Connecticut’s three-day delay of a deadline for the fingerprinting of nursing home workers hired during the pandemic may not be long enough for potentially hundreds of employees to save their jobs, the president of their union said Thursday.
The Public Health Department announced this week a brief extension of a Tuesday deadline for around 630 health care workers who had not yet reported to state police barracks to have their fingerprints recorded as part of criminal background checks required by state law.
On Thursday, Rob Baril, president of District 1199 New England, SEIU, said the requirement that nursing home workers eventually comply with fingerprinting was reasonable. He said the Friday deadline was not.
“It’s a problem,” Baril said. “This is a low-wage workforce. Folks making just over $30,000 a year if they’re full-time, in some cases it’s less. People have to work multiple jobs, they’ve got child care responsibilities. Some have to rely on public transportation.”
Connecticut law requires that employees with direct patient contact at certain health care facilities like nursing homes and long term care facilities to pass background checks involving fingerprint records. For more than a year during the COVID-19 pandemic, Gov. Ned Lamont waived the requirement through an emergency order designed to reduce spread of the virus. More than 7,500 employees were hired during that time.
The state set a deadline of July 20, for those newly-hired workers to get fingerprinted or be terminated from their jobs. When July 20 arrived on Tuesday and roughly 630 workers had still yet to fulfil the requirement, the Public Health Department extended it until Friday at 8 p.m.
The state estimates the fingerprinting appointments take about 10 minutes to complete. According to a Wednesday press release, there were hundreds of appointments available at State Police Barracks A, G, H and I from 8 a.m. to 8 p.m. and at Troops B, C, D, E, F, K and L on a walk-in basis from 8 a.m. to 4:30 p.m.
Baril said that extension will likely not be enough for potentially hundreds of workers who need more leeway from the state.
“It’s not an unreasonable thing that we know who’s taking care of our parents and grandparents but these are workers who have already undergone background checks and a little bit of flexibility would be quite important at this moment when the state already faces a chronic shortage — the most acute shortage of nursing home staff that we have ever seen,” Baril said. “I have serious concerns.”
In a statement, Matt Barrett, president and CEO of the Connecticut Association of Health Care Facilities, praised the extension and guidance from the state as thoughtfully implemented. He said thousands of nursing home employees and facility operators made a “herculean” effort to meet the aggressive deadline.
“With the deadline now here, and the scheduling system now open until the end of the week, it appears there will be overwhelming compliance from the nursing home community,” Barrett said.
Baril was less complimentary of the state and said the approaching Friday deadline represented a “distressing pattern of behavior” from the Lamont administration.
“This is emblematic of a real disconnect between the governor’s administration and really all essential workers, who, as we know, have done heroic work in keeping us all safe, even during the worst of the pandemic when they had no protective equipment to keep themselves safe,” Baril said.

• • •

APPLY WHAT YOU READ:
1. For each statement, answer yes or no on whether it agrees with the fingerprinting article, and quote the article's deciding words: (a) The Public Health Department extended the deadline until Friday at 8 p.m. (b) More than 7,500 employees were hired while the requirement was waived. (c) Baril called the fingerprinting requirement itself unreasonable.
2. According to the fingerprinting article, how long does the state estimate a fingerprinting appointment takes?
These lines are unrelated to the fingerprinting article.

(Document layout analysis data)

• • •

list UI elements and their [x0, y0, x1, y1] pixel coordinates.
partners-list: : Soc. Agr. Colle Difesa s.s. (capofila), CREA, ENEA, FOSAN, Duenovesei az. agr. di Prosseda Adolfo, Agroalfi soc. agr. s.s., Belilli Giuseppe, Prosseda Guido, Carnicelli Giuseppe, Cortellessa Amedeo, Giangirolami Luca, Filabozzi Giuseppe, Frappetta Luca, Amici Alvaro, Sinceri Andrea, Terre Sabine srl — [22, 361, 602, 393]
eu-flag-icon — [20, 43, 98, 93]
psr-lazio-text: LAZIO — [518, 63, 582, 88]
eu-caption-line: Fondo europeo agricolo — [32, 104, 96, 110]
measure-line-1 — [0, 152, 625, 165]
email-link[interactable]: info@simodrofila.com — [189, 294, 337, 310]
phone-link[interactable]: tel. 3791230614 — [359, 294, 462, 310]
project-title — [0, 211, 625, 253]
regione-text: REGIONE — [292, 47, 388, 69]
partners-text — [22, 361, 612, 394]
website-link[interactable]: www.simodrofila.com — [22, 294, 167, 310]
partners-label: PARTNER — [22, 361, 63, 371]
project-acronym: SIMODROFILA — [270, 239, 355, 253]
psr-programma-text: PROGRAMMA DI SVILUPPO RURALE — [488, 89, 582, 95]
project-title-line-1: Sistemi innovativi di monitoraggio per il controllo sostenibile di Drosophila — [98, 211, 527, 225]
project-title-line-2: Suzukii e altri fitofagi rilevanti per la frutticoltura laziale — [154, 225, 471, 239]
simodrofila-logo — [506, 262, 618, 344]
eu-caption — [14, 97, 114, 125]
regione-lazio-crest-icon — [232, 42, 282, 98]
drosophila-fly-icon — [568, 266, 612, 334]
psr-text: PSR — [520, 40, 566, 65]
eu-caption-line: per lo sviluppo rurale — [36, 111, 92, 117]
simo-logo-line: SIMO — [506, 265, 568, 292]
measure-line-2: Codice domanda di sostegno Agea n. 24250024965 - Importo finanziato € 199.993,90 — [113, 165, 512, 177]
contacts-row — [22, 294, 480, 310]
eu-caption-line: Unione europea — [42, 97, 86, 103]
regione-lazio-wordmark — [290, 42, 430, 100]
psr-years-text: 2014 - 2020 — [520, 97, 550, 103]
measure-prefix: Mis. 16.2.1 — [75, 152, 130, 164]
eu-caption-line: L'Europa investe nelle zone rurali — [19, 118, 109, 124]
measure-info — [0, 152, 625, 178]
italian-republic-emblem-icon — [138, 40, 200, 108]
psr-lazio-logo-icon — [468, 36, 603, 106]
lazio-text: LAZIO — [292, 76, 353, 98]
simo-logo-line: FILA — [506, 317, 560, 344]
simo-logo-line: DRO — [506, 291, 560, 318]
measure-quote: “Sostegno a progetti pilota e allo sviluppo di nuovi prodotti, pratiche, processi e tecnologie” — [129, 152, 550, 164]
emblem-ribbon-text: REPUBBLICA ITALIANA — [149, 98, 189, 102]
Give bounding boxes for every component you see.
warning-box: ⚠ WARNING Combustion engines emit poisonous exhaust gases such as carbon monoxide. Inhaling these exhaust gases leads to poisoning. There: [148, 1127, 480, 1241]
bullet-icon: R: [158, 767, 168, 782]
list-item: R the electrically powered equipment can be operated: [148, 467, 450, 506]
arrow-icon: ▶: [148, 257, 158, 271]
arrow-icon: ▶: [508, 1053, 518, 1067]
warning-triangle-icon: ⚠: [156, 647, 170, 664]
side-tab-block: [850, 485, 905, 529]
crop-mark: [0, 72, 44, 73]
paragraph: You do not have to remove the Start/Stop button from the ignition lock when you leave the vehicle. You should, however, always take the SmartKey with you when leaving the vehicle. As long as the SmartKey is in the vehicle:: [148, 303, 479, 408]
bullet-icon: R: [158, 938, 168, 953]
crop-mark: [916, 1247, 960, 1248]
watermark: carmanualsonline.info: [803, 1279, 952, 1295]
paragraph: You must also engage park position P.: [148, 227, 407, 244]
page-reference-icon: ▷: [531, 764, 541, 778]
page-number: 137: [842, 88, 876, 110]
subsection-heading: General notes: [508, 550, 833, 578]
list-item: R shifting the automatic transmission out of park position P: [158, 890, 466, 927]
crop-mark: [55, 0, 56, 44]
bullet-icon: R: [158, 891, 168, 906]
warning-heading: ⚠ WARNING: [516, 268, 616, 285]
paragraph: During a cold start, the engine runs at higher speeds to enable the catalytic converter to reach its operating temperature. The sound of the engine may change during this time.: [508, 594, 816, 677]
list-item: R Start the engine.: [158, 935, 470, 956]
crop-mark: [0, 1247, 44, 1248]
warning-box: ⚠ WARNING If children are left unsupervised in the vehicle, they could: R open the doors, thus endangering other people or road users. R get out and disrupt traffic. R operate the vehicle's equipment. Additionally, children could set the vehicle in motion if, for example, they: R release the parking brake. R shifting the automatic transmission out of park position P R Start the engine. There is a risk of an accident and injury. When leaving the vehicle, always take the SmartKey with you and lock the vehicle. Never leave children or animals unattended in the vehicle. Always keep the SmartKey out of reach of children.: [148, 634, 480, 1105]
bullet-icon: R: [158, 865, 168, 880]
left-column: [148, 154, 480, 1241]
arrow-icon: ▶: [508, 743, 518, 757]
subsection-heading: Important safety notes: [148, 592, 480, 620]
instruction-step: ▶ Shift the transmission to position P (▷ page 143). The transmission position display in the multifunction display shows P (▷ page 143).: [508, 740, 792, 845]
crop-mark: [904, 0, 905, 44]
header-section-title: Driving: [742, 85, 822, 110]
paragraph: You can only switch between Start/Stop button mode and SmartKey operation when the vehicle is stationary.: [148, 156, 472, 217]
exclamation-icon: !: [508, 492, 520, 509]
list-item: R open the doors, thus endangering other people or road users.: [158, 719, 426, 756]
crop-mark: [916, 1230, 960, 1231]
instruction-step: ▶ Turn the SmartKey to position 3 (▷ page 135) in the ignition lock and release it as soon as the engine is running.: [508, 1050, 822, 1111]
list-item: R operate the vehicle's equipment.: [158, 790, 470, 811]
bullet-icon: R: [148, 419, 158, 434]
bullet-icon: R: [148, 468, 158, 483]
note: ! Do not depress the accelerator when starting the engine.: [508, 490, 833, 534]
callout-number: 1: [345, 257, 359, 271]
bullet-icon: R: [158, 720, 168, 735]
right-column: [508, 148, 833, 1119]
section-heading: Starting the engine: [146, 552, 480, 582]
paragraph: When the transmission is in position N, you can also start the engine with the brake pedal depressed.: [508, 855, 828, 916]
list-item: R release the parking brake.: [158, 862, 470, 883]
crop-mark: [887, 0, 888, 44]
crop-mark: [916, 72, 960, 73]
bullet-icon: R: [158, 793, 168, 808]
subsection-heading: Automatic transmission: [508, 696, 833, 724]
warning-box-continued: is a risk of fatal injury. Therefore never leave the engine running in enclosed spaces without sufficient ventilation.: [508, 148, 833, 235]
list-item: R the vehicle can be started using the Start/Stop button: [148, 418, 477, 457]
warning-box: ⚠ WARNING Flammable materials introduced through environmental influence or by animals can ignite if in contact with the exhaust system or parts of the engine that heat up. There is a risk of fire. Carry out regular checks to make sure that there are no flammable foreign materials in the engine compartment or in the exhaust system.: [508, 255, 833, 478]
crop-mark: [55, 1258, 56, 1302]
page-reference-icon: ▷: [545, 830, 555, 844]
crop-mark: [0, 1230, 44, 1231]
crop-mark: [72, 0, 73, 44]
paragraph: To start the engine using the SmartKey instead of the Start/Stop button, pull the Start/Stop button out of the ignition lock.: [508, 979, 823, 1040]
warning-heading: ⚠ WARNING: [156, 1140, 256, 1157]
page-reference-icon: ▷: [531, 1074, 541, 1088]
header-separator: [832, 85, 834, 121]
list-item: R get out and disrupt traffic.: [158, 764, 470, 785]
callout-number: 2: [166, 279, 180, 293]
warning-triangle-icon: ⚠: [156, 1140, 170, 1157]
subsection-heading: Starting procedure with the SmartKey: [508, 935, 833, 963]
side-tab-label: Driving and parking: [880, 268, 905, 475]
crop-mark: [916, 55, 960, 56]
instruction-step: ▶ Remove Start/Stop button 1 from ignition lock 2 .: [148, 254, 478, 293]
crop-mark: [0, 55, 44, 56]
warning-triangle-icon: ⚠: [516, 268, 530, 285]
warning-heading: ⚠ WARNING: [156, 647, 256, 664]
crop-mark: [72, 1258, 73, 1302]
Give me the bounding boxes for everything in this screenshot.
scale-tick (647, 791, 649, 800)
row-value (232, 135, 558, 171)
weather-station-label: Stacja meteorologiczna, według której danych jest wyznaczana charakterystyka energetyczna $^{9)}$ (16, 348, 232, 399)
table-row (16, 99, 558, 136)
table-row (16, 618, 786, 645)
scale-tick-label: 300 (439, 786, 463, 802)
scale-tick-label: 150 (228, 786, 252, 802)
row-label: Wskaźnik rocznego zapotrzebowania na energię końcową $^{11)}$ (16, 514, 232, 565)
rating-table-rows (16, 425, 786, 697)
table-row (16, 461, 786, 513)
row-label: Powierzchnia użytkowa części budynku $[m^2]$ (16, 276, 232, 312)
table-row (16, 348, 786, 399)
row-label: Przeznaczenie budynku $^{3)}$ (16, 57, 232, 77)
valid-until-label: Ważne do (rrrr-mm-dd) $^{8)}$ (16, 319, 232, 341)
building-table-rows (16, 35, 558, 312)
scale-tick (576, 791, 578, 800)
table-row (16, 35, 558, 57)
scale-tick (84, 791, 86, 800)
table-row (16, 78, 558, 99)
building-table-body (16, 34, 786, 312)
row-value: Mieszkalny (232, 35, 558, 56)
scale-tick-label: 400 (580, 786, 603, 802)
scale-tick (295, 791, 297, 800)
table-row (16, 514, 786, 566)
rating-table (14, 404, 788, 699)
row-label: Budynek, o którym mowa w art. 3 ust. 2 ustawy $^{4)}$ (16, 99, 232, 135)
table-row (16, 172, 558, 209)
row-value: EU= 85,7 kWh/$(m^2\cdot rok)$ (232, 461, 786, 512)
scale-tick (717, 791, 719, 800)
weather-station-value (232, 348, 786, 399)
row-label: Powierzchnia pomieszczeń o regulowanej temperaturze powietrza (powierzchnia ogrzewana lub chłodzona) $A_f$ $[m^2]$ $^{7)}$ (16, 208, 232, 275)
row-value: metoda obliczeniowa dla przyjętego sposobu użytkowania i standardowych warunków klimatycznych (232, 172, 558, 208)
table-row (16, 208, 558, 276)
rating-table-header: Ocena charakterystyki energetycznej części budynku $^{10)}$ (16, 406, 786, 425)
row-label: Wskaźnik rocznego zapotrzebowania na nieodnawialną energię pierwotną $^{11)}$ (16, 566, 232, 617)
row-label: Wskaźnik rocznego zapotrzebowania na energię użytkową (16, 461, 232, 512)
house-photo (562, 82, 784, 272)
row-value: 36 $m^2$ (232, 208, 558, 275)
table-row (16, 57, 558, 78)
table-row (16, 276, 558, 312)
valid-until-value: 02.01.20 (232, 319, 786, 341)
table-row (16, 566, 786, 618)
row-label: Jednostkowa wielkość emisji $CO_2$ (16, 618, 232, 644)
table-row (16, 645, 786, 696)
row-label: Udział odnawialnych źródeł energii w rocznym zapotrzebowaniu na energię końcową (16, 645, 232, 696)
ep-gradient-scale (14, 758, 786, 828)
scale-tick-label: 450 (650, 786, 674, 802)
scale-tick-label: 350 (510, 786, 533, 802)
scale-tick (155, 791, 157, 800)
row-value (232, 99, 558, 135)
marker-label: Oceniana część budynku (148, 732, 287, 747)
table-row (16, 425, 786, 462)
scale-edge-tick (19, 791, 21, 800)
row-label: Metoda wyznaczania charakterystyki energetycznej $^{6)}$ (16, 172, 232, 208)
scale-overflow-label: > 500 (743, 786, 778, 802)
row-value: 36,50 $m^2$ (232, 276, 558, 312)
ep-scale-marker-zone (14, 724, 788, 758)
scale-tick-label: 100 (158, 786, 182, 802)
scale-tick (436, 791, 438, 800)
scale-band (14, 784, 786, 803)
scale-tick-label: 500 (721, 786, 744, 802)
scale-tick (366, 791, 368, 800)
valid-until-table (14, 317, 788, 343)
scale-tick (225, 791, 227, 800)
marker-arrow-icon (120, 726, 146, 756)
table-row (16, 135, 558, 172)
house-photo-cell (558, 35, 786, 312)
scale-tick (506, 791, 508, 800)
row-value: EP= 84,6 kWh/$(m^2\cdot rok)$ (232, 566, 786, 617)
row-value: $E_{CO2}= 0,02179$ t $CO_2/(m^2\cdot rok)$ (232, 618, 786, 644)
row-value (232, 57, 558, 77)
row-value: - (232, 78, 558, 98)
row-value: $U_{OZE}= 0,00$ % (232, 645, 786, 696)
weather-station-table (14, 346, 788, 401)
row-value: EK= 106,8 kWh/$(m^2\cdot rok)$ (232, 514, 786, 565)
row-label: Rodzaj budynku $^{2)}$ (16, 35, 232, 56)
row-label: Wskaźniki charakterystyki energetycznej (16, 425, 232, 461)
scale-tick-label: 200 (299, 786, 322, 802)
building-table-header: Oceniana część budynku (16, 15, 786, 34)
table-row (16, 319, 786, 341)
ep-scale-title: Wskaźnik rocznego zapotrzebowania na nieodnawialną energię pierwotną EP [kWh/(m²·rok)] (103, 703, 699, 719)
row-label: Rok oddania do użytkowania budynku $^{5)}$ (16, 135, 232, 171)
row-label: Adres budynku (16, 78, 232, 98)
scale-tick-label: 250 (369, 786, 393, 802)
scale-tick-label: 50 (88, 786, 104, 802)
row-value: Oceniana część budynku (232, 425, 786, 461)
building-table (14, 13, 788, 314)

• • •

EXERCISE ANSWERS:
1.
(a) Yes: "the Public Health Department extended it until Friday at 8 p.m."
(b) Yes: "More than 7,500 employees were hired during that time."
(c) No: "said the requirement that nursing home workers eventually comply with fingerprinting was reasonable"

2. About 10 minutes.